### To do
Will you print the material below without altering a single character?

### Data to use
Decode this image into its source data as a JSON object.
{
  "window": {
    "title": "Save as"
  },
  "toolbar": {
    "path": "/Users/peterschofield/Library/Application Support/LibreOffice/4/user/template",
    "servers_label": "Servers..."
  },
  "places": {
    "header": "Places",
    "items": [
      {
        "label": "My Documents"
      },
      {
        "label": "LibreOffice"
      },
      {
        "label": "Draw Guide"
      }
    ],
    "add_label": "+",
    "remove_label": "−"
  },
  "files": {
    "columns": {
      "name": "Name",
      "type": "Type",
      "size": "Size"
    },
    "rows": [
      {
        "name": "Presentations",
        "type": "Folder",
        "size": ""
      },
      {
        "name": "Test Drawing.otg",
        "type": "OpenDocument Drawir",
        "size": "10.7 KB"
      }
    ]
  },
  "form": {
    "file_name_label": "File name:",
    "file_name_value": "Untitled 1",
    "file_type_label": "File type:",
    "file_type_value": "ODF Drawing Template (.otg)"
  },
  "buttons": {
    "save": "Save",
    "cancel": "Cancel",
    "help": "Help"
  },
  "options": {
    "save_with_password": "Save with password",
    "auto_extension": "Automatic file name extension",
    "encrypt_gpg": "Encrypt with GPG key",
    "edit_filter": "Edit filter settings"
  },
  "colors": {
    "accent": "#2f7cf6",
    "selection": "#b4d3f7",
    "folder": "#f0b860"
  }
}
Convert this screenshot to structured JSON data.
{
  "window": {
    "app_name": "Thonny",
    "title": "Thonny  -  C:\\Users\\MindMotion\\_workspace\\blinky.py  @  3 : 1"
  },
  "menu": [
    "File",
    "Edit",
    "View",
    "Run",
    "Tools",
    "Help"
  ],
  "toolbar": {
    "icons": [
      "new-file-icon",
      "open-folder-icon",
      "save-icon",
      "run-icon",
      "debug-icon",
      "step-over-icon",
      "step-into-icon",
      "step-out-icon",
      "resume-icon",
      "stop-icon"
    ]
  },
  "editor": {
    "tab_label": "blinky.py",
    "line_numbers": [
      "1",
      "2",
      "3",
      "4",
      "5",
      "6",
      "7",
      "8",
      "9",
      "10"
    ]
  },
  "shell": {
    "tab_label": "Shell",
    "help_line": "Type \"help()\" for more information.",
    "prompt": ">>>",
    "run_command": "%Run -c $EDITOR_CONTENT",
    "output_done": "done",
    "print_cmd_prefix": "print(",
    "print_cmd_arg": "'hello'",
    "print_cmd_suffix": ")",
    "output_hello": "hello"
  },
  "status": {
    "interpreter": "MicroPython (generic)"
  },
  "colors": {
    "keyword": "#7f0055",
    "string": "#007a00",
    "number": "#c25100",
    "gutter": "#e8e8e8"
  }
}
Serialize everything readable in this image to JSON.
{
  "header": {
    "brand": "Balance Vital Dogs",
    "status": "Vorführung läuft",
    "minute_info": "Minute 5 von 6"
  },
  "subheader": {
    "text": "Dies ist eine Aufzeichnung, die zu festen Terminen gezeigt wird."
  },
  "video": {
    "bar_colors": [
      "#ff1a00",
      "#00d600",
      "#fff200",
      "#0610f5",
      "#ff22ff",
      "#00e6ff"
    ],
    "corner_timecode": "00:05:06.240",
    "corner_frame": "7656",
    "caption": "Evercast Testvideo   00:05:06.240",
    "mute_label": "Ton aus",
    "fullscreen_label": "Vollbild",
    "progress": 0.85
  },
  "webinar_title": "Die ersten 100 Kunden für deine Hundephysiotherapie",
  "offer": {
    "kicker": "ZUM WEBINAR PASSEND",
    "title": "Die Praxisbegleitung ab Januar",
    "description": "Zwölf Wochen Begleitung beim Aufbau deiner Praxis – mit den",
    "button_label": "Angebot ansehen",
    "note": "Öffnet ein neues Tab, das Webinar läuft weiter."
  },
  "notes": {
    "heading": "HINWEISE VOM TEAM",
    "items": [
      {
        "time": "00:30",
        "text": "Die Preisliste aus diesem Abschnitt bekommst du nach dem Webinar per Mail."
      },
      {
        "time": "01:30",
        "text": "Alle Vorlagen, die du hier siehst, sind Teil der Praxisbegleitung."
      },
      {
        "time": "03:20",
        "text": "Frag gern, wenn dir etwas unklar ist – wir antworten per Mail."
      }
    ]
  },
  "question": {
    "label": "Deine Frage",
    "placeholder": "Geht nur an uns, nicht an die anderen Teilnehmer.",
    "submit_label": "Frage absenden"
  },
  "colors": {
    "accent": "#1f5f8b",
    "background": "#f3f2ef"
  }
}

### Answer for this exercise
Decode this image into its source data as a JSON object.
{
  "window": {
    "title": "Save as"
  },
  "toolbar": {
    "path": "/Users/peterschofield/Library/Application Support/LibreOffice/4/user/template",
    "servers_label": "Servers..."
  },
  "places": {
    "header": "Places",
    "items": [
      {
        "label": "My Documents"
      },
      {
        "label": "LibreOffice"
      },
      {
        "label": "Draw Guide"
      }
    ],
    "add_label": "+",
    "remove_label": "−"
  },
  "files": {
    "columns": {
      "name": "Name",
      "type": "Type",
      "size": "Size"
    },
    "rows": [
      {
        "name": "Presentations",
        "type": "Folder",
        "size": ""
      },
      {
        "name": "Test Drawing.otg",
        "type": "OpenDocument Drawir",
        "size": "10.7 KB"
      }
    ]
  },
  "form": {
    "file_name_label": "File name:",
    "file_name_value": "Untitled 1",
    "file_type_label": "File type:",
    "file_type_value": "ODF Drawing Template (.otg)"
  },
  "buttons": {
    "save": "Save",
    "cancel": "Cancel",
    "help": "Help"
  },
  "options": {
    "save_with_password": "Save with password",
    "auto_extension": "Automatic file name extension",
    "encrypt_gpg": "Encrypt with GPG key",
    "edit_filter": "Edit filter settings"
  },
  "colors": {
    "accent": "#2f7cf6",
    "selection": "#b4d3f7",
    "folder": "#f0b860"
  }
}
Convert this screenshot to structured JSON data.
{
  "window": {
    "app_name": "Thonny",
    "title": "Thonny  -  C:\\Users\\MindMotion\\_workspace\\blinky.py  @  3 : 1"
  },
  "menu": [
    "File",
    "Edit",
    "View",
    "Run",
    "Tools",
    "Help"
  ],
  "toolbar": {
    "icons": [
      "new-file-icon",
      "open-folder-icon",
      "save-icon",
      "run-icon",
      "debug-icon",
      "step-over-icon",
      "step-into-icon",
      "step-out-icon",
      "resume-icon",
      "stop-icon"
    ]
  },
  "editor": {
    "tab_label": "blinky.py",
    "line_numbers": [
      "1",
      "2",
      "3",
      "4",
      "5",
      "6",
      "7",
      "8",
      "9",
      "10"
    ]
  },
  "shell": {
    "tab_label": "Shell",
    "help_line": "Type \"help()\" for more information.",
    "prompt": ">>>",
    "run_command": "%Run -c $EDITOR_CONTENT",
    "output_done": "done",
    "print_cmd_prefix": "print(",
    "print_cmd_arg": "'hello'",
    "print_cmd_suffix": ")",
    "output_hello": "hello"
  },
  "status": {
    "interpreter": "MicroPython (generic)"
  },
  "colors": {
    "keyword": "#7f0055",
    "string": "#007a00",
    "number": "#c25100",
    "gutter": "#e8e8e8"
  }
}
Serialize everything readable in this image to JSON.
{
  "header": {
    "brand": "Balance Vital Dogs",
    "status": "Vorführung läuft",
    "minute_info": "Minute 5 von 6"
  },
  "subheader": {
    "text": "Dies ist eine Aufzeichnung, die zu festen Terminen gezeigt wird."
  },
  "video": {
    "bar_colors": [
      "#ff1a00",
      "#00d600",
      "#fff200",
      "#0610f5",
      "#ff22ff",
      "#00e6ff"
    ],
    "corner_timecode": "00:05:06.240",
    "corner_frame": "7656",
    "caption": "Evercast Testvideo   00:05:06.240",
    "mute_label": "Ton aus",
    "fullscreen_label": "Vollbild",
    "progress": 0.85
  },
  "webinar_title": "Die ersten 100 Kunden für deine Hundephysiotherapie",
  "offer": {
    "kicker": "ZUM WEBINAR PASSEND",
    "title": "Die Praxisbegleitung ab Januar",
    "description": "Zwölf Wochen Begleitung beim Aufbau deiner Praxis – mit den",
    "button_label": "Angebot ansehen",
    "note": "Öffnet ein neues Tab, das Webinar läuft weiter."
  },
  "notes": {
    "heading": "HINWEISE VOM TEAM",
    "items": [
      {
        "time": "00:30",
        "text": "Die Preisliste aus diesem Abschnitt bekommst du nach dem Webinar per Mail."
      },
      {
        "time": "01:30",
        "text": "Alle Vorlagen, die du hier siehst, sind Teil der Praxisbegleitung."
      },
      {
        "time": "03:20",
        "text": "Frag gern, wenn dir etwas unklar ist – wir antworten per Mail."
      }
    ]
  },
  "question": {
    "label": "Deine Frage",
    "placeholder": "Geht nur an uns, nicht an die anderen Teilnehmer.",
    "submit_label": "Frage absenden"
  },
  "colors": {
    "accent": "#1f5f8b",
    "background": "#f3f2ef"
  }
}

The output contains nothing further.